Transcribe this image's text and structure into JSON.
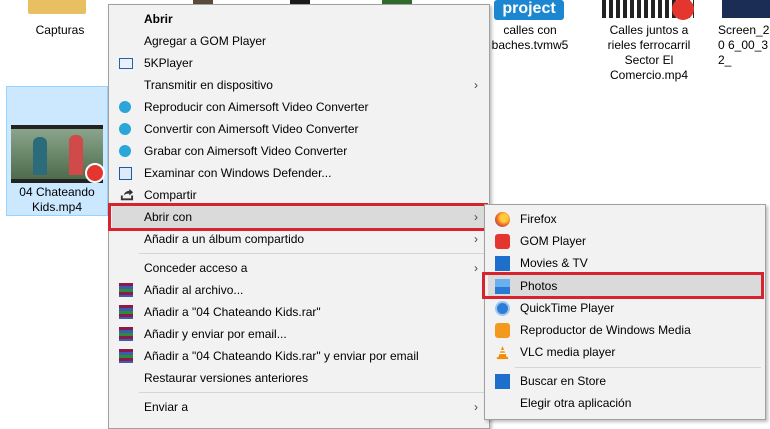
{
  "desktop": {
    "items": [
      {
        "label": "Capturas"
      },
      {
        "label": "calles con baches.tvmw5",
        "badge": "project"
      },
      {
        "label": "Calles juntos a rieles ferrocarril Sector El Comercio.mp4"
      },
      {
        "label": "Screen_20 6_00_32_"
      },
      {
        "label": "04 Chateando Kids.mp4"
      }
    ]
  },
  "context_menu": {
    "items": [
      {
        "label": "Abrir",
        "bold": true
      },
      {
        "label": "Agregar a GOM Player"
      },
      {
        "label": "5KPlayer",
        "icon": "5kplayer-icon"
      },
      {
        "label": "Transmitir en dispositivo",
        "submenu": true
      },
      {
        "label": "Reproducir con Aimersoft Video Converter",
        "icon": "aimersoft-icon"
      },
      {
        "label": "Convertir con Aimersoft Video Converter",
        "icon": "aimersoft-icon"
      },
      {
        "label": "Grabar con Aimersoft Video Converter",
        "icon": "aimersoft-icon"
      },
      {
        "label": "Examinar con Windows Defender...",
        "icon": "defender-icon"
      },
      {
        "label": "Compartir",
        "icon": "share-icon"
      },
      {
        "label": "Abrir con",
        "submenu": true
      },
      {
        "label": "Añadir a un álbum compartido",
        "submenu": true
      },
      {
        "label": "Conceder acceso a",
        "submenu": true
      },
      {
        "label": "Añadir al archivo...",
        "icon": "winrar-icon"
      },
      {
        "label": "Añadir a \"04 Chateando Kids.rar\"",
        "icon": "winrar-icon"
      },
      {
        "label": "Añadir y enviar por email...",
        "icon": "winrar-icon"
      },
      {
        "label": "Añadir a \"04 Chateando Kids.rar\" y enviar por email",
        "icon": "winrar-icon"
      },
      {
        "label": "Restaurar versiones anteriores"
      },
      {
        "label": "Enviar a",
        "submenu": true
      }
    ],
    "arrow": "›"
  },
  "open_with_menu": {
    "items": [
      {
        "label": "Firefox",
        "icon": "firefox-icon"
      },
      {
        "label": "GOM Player",
        "icon": "gom-player-icon"
      },
      {
        "label": "Movies & TV",
        "icon": "movies-tv-icon"
      },
      {
        "label": "Photos",
        "icon": "photos-icon"
      },
      {
        "label": "QuickTime Player",
        "icon": "quicktime-icon"
      },
      {
        "label": "Reproductor de Windows Media",
        "icon": "windows-media-icon"
      },
      {
        "label": "VLC media player",
        "icon": "vlc-icon"
      },
      {
        "label": "Buscar en Store",
        "icon": "store-icon"
      },
      {
        "label": "Elegir otra aplicación"
      }
    ]
  },
  "colors": {
    "highlight_border": "#d6232d",
    "menu_bg": "#f2f2f2",
    "selection_bg": "#cce8ff"
  }
}
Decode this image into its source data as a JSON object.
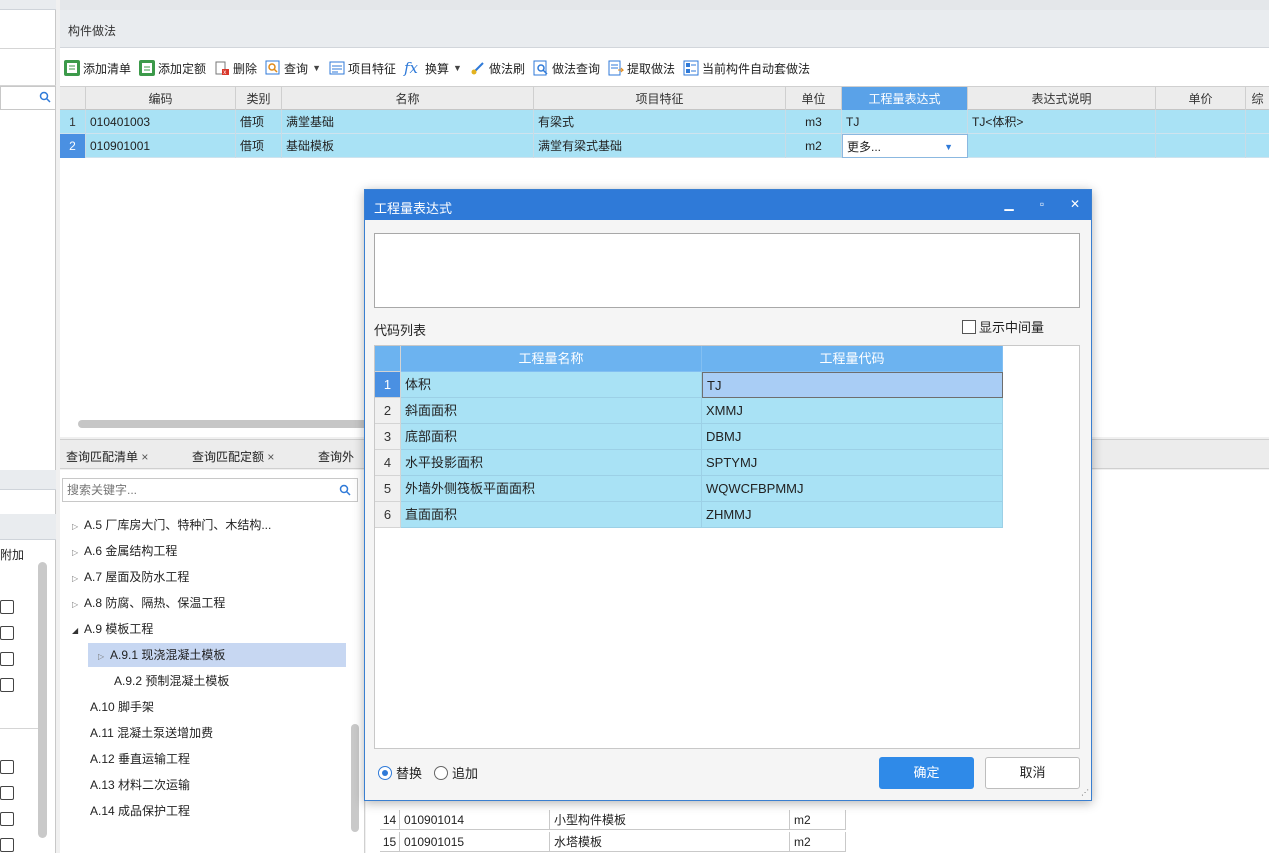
{
  "panel": {
    "title": "构件做法"
  },
  "toolbar": {
    "add_list": "添加清单",
    "add_quota": "添加定额",
    "delete": "删除",
    "query": "查询",
    "item_feature": "项目特征",
    "convert": "换算",
    "method_brush": "做法刷",
    "method_query": "做法查询",
    "extract_method": "提取做法",
    "auto_apply": "当前构件自动套做法"
  },
  "grid": {
    "columns": [
      "编码",
      "类别",
      "名称",
      "项目特征",
      "单位",
      "工程量表达式",
      "表达式说明",
      "单价",
      "综"
    ],
    "rows": [
      {
        "num": "1",
        "code": "010401003",
        "type": "借项",
        "name": "满堂基础",
        "feature": "有梁式",
        "unit": "m3",
        "expr": "TJ",
        "desc": "TJ<体积>"
      },
      {
        "num": "2",
        "code": "010901001",
        "type": "借项",
        "name": "基础模板",
        "feature": "满堂有梁式基础",
        "unit": "m2",
        "expr": "更多...",
        "desc": ""
      }
    ]
  },
  "bottom_tabs": [
    {
      "label": "查询匹配清单",
      "close": "×"
    },
    {
      "label": "查询匹配定额",
      "close": "×"
    },
    {
      "label": "查询外"
    }
  ],
  "tree": {
    "search_placeholder": "搜索关键字...",
    "items": [
      "A.5 厂库房大门、特种门、木结构...",
      "A.6 金属结构工程",
      "A.7 屋面及防水工程",
      "A.8 防腐、隔热、保温工程",
      "A.9 模板工程",
      "A.9.1 现浇混凝土模板",
      "A.9.2 预制混凝土模板",
      "A.10 脚手架",
      "A.11 混凝土泵送增加费",
      "A.12 垂直运输工程",
      "A.13 材料二次运输",
      "A.14 成品保护工程"
    ]
  },
  "left_panel": {
    "col_label": "附加"
  },
  "bottom_table": {
    "rows": [
      {
        "num": "14",
        "code": "010901014",
        "name": "小型构件模板",
        "unit": "m2"
      },
      {
        "num": "15",
        "code": "010901015",
        "name": "水塔模板",
        "unit": "m2"
      }
    ]
  },
  "dialog": {
    "title": "工程量表达式",
    "code_list_label": "代码列表",
    "show_intermediate": "显示中间量",
    "columns": [
      "工程量名称",
      "工程量代码"
    ],
    "rows": [
      {
        "num": "1",
        "name": "体积",
        "code": "TJ"
      },
      {
        "num": "2",
        "name": "斜面面积",
        "code": "XMMJ"
      },
      {
        "num": "3",
        "name": "底部面积",
        "code": "DBMJ"
      },
      {
        "num": "4",
        "name": "水平投影面积",
        "code": "SPTYMJ"
      },
      {
        "num": "5",
        "name": "外墙外侧筏板平面面积",
        "code": "WQWCFBPMMJ"
      },
      {
        "num": "6",
        "name": "直面面积",
        "code": "ZHMMJ"
      }
    ],
    "replace": "替换",
    "append": "追加",
    "ok": "确定",
    "cancel": "取消"
  },
  "colors": {
    "accent": "#2f7ad8",
    "row_fill": "#a9e2f5",
    "header_active": "#5aa2e8"
  }
}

-- -- --

Exercise prompt:
Each line in the data that holds the string "Kids" should be found and copied.

Result of this task:
        "label": "04 Chateando Kids.mp4"
        "label": "Añadir a \"04 Chateando Kids.rar\"",
        "label": "Añadir a \"04 Chateando Kids.rar\" y enviar por email",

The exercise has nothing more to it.